* _What the task requires_:
Everything from the line that contains "Extract all readable text from this page." through the last line of the listing must be copied exactly, with both of those lines included and no others.

(Stored records)

▬▬▬

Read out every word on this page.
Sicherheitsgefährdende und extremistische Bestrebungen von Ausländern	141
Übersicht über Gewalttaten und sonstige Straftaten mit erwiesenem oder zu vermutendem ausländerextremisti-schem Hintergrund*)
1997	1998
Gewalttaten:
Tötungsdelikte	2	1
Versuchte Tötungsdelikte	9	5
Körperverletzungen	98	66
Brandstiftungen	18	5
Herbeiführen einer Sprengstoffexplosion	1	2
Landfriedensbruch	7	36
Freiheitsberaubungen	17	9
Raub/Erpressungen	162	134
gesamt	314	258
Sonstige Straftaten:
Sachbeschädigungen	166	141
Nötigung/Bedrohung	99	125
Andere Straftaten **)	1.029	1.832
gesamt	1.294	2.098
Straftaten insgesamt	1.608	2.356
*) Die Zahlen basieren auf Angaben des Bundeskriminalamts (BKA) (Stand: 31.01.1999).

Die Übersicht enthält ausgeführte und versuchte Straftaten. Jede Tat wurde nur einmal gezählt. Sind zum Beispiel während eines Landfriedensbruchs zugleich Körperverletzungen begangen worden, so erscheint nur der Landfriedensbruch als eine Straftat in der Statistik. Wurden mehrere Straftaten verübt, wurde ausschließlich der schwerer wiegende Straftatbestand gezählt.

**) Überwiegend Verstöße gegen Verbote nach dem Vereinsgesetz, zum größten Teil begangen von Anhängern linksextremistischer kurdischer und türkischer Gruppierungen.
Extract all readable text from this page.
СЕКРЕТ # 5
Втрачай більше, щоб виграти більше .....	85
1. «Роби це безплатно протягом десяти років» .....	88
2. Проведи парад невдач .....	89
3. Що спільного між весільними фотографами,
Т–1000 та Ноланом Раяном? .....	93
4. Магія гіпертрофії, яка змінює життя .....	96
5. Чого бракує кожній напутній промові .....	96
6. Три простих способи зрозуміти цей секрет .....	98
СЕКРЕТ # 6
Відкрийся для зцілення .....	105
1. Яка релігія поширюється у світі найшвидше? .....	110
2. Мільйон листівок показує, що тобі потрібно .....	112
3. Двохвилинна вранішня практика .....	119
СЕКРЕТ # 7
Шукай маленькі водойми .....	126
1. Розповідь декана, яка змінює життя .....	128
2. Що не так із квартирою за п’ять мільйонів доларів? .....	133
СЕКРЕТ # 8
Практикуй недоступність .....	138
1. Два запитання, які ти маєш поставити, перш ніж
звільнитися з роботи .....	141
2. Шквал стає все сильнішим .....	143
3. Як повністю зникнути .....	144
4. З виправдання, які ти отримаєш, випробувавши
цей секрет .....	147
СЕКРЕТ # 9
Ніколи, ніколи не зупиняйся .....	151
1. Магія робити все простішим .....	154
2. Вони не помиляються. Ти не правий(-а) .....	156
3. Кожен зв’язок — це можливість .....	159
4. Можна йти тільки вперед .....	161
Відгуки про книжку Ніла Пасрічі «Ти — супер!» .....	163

▬▬▬

* _Finished exercise_:
Extract all readable text from this page.
СЕКРЕТ # 5
Втрачай більше, щоб виграти більше .....	85
1. «Роби це безплатно протягом десяти років» .....	88
2. Проведи парад невдач .....	89
3. Що спільного між весільними фотографами,
Т–1000 та Ноланом Раяном? .....	93
4. Магія гіпертрофії, яка змінює життя .....	96
5. Чого бракує кожній напутній промові .....	96
6. Три простих способи зрозуміти цей секрет .....	98
СЕКРЕТ # 6
Відкрийся для зцілення .....	105
1. Яка релігія поширюється у світі найшвидше? .....	110
2. Мільйон листівок показує, що тобі потрібно .....	112
3. Двохвилинна вранішня практика .....	119
СЕКРЕТ # 7
Шукай маленькі водойми .....	126
1. Розповідь декана, яка змінює життя .....	128
2. Що не так із квартирою за п’ять мільйонів доларів? .....	133
СЕКРЕТ # 8
Практикуй недоступність .....	138
1. Два запитання, які ти маєш поставити, перш ніж
звільнитися з роботи .....	141
2. Шквал стає все сильнішим .....	143
3. Як повністю зникнути .....	144
4. З виправдання, які ти отримаєш, випробувавши
цей секрет .....	147
СЕКРЕТ # 9
Ніколи, ніколи не зупиняйся .....	151
1. Магія робити все простішим .....	154
2. Вони не помиляються. Ти не правий(-а) .....	156
3. Кожен зв’язок — це можливість .....	159
4. Можна йти тільки вперед .....	161
Відгуки про книжку Ніла Пасрічі «Ти — супер!» .....	163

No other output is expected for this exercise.